[start]

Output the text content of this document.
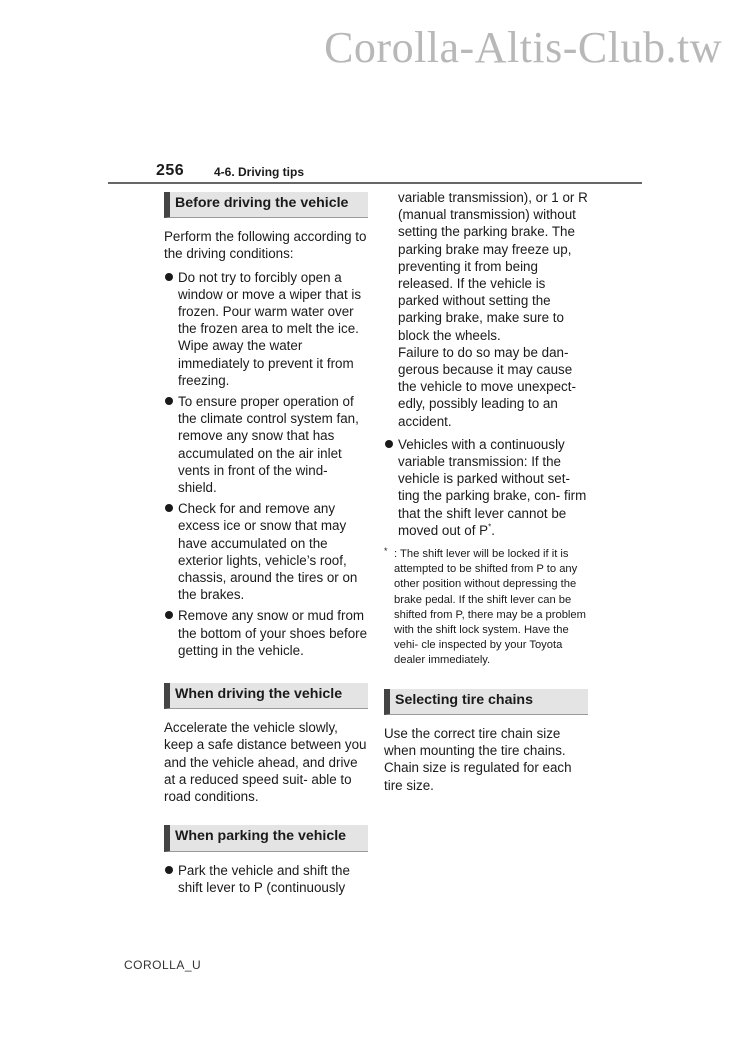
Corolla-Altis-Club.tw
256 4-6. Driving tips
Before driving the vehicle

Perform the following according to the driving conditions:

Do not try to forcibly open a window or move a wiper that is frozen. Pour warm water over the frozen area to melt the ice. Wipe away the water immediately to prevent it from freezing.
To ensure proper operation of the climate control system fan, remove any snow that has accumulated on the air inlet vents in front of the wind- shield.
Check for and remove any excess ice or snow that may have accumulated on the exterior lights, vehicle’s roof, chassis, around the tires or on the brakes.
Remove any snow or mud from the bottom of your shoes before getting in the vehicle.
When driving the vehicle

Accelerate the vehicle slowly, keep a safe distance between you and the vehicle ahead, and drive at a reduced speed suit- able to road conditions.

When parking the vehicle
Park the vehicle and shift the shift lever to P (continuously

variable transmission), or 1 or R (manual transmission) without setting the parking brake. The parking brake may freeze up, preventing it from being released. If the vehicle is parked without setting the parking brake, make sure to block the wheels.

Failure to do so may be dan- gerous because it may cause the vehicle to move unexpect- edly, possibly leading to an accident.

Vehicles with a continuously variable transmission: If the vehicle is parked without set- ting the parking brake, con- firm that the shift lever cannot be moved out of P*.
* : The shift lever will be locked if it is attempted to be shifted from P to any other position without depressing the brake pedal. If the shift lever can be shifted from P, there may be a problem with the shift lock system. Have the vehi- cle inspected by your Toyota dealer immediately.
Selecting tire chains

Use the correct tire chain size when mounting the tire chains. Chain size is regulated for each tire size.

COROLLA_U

[end]
[start]

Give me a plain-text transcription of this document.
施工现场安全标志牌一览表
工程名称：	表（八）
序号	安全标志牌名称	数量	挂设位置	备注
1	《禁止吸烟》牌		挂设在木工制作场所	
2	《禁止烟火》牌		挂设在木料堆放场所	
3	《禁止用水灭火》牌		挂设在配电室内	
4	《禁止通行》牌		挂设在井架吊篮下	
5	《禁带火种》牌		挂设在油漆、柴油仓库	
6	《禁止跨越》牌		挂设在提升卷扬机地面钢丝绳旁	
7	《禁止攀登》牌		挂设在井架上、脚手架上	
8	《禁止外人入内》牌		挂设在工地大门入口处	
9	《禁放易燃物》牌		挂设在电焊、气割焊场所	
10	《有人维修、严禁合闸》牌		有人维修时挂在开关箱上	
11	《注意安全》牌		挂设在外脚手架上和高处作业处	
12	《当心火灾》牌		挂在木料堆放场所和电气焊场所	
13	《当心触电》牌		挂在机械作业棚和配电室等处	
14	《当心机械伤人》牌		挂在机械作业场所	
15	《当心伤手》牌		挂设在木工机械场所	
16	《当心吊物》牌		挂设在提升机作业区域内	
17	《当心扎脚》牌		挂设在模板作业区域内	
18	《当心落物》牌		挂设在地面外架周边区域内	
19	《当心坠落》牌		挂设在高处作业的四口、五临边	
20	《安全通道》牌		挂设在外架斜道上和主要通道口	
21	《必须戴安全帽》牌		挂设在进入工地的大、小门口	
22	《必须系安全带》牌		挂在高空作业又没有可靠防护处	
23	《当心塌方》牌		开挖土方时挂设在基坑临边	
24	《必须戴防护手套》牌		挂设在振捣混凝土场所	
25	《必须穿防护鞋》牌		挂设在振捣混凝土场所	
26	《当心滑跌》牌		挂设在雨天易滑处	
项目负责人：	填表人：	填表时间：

[end]

## WHAT YOU ARE ASKED TO DO
Reproduce every line from the entries that holds the word "this".

## CORRECT RESPONSE
Output the text content of this document.
Give me a plain-text transcription of this document.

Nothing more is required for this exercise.